# [Required work]
Could every line of the data be printed exactly as it reads?

# [Provided data]

++++++++

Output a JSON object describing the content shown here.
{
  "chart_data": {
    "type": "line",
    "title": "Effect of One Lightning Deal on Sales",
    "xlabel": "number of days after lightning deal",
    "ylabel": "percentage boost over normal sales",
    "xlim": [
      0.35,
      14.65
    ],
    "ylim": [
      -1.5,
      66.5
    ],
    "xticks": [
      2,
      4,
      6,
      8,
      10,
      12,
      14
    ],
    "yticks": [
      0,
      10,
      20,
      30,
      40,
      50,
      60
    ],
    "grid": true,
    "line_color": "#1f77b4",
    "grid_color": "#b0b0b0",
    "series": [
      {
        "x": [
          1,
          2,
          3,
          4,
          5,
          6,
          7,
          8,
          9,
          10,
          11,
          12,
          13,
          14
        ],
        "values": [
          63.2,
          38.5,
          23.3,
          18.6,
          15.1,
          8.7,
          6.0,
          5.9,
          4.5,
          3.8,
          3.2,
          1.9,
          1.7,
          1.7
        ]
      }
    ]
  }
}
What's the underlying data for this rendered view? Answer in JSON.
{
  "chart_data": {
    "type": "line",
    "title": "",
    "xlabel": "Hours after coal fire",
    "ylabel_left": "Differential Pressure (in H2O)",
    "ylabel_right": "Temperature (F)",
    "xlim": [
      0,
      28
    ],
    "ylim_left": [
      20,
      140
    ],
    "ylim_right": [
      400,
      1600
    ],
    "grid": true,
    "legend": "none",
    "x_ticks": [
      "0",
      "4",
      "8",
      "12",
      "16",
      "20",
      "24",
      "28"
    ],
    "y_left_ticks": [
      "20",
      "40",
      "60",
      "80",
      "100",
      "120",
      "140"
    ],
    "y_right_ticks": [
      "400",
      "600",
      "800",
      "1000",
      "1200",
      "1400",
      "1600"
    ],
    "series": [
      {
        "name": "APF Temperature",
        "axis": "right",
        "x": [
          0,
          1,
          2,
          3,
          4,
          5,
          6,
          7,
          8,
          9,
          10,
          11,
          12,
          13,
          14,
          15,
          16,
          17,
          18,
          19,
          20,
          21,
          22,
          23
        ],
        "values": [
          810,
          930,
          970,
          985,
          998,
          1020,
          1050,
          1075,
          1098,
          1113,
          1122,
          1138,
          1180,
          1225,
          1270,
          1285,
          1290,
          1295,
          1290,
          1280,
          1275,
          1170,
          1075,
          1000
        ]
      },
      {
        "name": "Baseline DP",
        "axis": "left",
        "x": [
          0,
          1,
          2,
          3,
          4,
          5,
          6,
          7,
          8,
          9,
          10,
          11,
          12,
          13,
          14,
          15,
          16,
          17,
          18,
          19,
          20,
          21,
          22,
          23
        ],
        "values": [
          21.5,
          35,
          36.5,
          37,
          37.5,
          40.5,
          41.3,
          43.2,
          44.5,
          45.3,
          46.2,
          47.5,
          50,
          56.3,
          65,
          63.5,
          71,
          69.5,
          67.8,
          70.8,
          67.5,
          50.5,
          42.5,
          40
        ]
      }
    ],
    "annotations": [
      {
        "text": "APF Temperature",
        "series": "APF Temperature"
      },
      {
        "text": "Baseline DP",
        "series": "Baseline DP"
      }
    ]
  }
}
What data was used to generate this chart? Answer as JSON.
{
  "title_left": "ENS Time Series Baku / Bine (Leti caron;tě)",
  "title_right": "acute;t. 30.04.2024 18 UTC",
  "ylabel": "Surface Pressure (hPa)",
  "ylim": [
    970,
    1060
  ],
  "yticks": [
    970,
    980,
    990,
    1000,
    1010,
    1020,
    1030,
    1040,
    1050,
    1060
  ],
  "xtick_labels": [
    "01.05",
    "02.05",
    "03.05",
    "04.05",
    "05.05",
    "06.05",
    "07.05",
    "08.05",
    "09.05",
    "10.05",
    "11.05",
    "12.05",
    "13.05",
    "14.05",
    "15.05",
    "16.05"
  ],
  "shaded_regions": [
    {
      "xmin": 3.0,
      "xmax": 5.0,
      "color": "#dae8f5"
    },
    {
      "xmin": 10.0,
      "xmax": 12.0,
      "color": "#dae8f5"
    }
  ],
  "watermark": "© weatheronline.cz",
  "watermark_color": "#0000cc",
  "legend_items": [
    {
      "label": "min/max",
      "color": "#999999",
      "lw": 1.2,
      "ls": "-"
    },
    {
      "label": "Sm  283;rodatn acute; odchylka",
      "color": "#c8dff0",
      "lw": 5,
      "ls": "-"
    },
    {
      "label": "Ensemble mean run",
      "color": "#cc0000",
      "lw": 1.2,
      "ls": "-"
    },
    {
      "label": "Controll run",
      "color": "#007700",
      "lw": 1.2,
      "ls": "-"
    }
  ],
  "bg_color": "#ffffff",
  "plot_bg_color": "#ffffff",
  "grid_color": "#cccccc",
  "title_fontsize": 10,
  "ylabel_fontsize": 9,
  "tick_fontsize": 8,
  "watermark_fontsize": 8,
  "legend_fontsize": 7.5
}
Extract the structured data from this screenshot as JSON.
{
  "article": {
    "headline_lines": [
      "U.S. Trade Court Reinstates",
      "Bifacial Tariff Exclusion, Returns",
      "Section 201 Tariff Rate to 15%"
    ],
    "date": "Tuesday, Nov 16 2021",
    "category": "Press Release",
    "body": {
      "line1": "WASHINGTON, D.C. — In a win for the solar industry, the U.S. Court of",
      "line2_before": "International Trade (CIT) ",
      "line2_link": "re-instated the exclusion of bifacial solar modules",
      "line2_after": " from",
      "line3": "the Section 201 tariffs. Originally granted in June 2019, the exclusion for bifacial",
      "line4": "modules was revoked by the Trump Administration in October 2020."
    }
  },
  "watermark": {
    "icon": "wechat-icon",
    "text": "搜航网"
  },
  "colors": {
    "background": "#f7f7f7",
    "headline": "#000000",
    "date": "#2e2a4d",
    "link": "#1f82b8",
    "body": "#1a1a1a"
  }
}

++++++++

# [Response to this task]
Output a JSON object describing the content shown here.
{
  "chart_data": {
    "type": "line",
    "title": "Effect of One Lightning Deal on Sales",
    "xlabel": "number of days after lightning deal",
    "ylabel": "percentage boost over normal sales",
    "xlim": [
      0.35,
      14.65
    ],
    "ylim": [
      -1.5,
      66.5
    ],
    "xticks": [
      2,
      4,
      6,
      8,
      10,
      12,
      14
    ],
    "yticks": [
      0,
      10,
      20,
      30,
      40,
      50,
      60
    ],
    "grid": true,
    "line_color": "#1f77b4",
    "grid_color": "#b0b0b0",
    "series": [
      {
        "x": [
          1,
          2,
          3,
          4,
          5,
          6,
          7,
          8,
          9,
          10,
          11,
          12,
          13,
          14
        ],
        "values": [
          63.2,
          38.5,
          23.3,
          18.6,
          15.1,
          8.7,
          6.0,
          5.9,
          4.5,
          3.8,
          3.2,
          1.9,
          1.7,
          1.7
        ]
      }
    ]
  }
}
What's the underlying data for this rendered view? Answer in JSON.
{
  "chart_data": {
    "type": "line",
    "title": "",
    "xlabel": "Hours after coal fire",
    "ylabel_left": "Differential Pressure (in H2O)",
    "ylabel_right": "Temperature (F)",
    "xlim": [
      0,
      28
    ],
    "ylim_left": [
      20,
      140
    ],
    "ylim_right": [
      400,
      1600
    ],
    "grid": true,
    "legend": "none",
    "x_ticks": [
      "0",
      "4",
      "8",
      "12",
      "16",
      "20",
      "24",
      "28"
    ],
    "y_left_ticks": [
      "20",
      "40",
      "60",
      "80",
      "100",
      "120",
      "140"
    ],
    "y_right_ticks": [
      "400",
      "600",
      "800",
      "1000",
      "1200",
      "1400",
      "1600"
    ],
    "series": [
      {
        "name": "APF Temperature",
        "axis": "right",
        "x": [
          0,
          1,
          2,
          3,
          4,
          5,
          6,
          7,
          8,
          9,
          10,
          11,
          12,
          13,
          14,
          15,
          16,
          17,
          18,
          19,
          20,
          21,
          22,
          23
        ],
        "values": [
          810,
          930,
          970,
          985,
          998,
          1020,
          1050,
          1075,
          1098,
          1113,
          1122,
          1138,
          1180,
          1225,
          1270,
          1285,
          1290,
          1295,
          1290,
          1280,
          1275,
          1170,
          1075,
          1000
        ]
      },
      {
        "name": "Baseline DP",
        "axis": "left",
        "x": [
          0,
          1,
          2,
          3,
          4,
          5,
          6,
          7,
          8,
          9,
          10,
          11,
          12,
          13,
          14,
          15,
          16,
          17,
          18,
          19,
          20,
          21,
          22,
          23
        ],
        "values": [
          21.5,
          35,
          36.5,
          37,
          37.5,
          40.5,
          41.3,
          43.2,
          44.5,
          45.3,
          46.2,
          47.5,
          50,
          56.3,
          65,
          63.5,
          71,
          69.5,
          67.8,
          70.8,
          67.5,
          50.5,
          42.5,
          40
        ]
      }
    ],
    "annotations": [
      {
        "text": "APF Temperature",
        "series": "APF Temperature"
      },
      {
        "text": "Baseline DP",
        "series": "Baseline DP"
      }
    ]
  }
}
What data was used to generate this chart? Answer as JSON.
{
  "title_left": "ENS Time Series Baku / Bine (Leti caron;tě)",
  "title_right": "acute;t. 30.04.2024 18 UTC",
  "ylabel": "Surface Pressure (hPa)",
  "ylim": [
    970,
    1060
  ],
  "yticks": [
    970,
    980,
    990,
    1000,
    1010,
    1020,
    1030,
    1040,
    1050,
    1060
  ],
  "xtick_labels": [
    "01.05",
    "02.05",
    "03.05",
    "04.05",
    "05.05",
    "06.05",
    "07.05",
    "08.05",
    "09.05",
    "10.05",
    "11.05",
    "12.05",
    "13.05",
    "14.05",
    "15.05",
    "16.05"
  ],
  "shaded_regions": [
    {
      "xmin": 3.0,
      "xmax": 5.0,
      "color": "#dae8f5"
    },
    {
      "xmin": 10.0,
      "xmax": 12.0,
      "color": "#dae8f5"
    }
  ],
  "watermark": "© weatheronline.cz",
  "watermark_color": "#0000cc",
  "legend_items": [
    {
      "label": "min/max",
      "color": "#999999",
      "lw": 1.2,
      "ls": "-"
    },
    {
      "label": "Sm  283;rodatn acute; odchylka",
      "color": "#c8dff0",
      "lw": 5,
      "ls": "-"
    },
    {
      "label": "Ensemble mean run",
      "color": "#cc0000",
      "lw": 1.2,
      "ls": "-"
    },
    {
      "label": "Controll run",
      "color": "#007700",
      "lw": 1.2,
      "ls": "-"
    }
  ],
  "bg_color": "#ffffff",
  "plot_bg_color": "#ffffff",
  "grid_color": "#cccccc",
  "title_fontsize": 10,
  "ylabel_fontsize": 9,
  "tick_fontsize": 8,
  "watermark_fontsize": 8,
  "legend_fontsize": 7.5
}
Extract the structured data from this screenshot as JSON.
{
  "article": {
    "headline_lines": [
      "U.S. Trade Court Reinstates",
      "Bifacial Tariff Exclusion, Returns",
      "Section 201 Tariff Rate to 15%"
    ],
    "date": "Tuesday, Nov 16 2021",
    "category": "Press Release",
    "body": {
      "line1": "WASHINGTON, D.C. — In a win for the solar industry, the U.S. Court of",
      "line2_before": "International Trade (CIT) ",
      "line2_link": "re-instated the exclusion of bifacial solar modules",
      "line2_after": " from",
      "line3": "the Section 201 tariffs. Originally granted in June 2019, the exclusion for bifacial",
      "line4": "modules was revoked by the Trump Administration in October 2020."
    }
  },
  "watermark": {
    "icon": "wechat-icon",
    "text": "搜航网"
  },
  "colors": {
    "background": "#f7f7f7",
    "headline": "#000000",
    "date": "#2e2a4d",
    "link": "#1f82b8",
    "body": "#1a1a1a"
  }
}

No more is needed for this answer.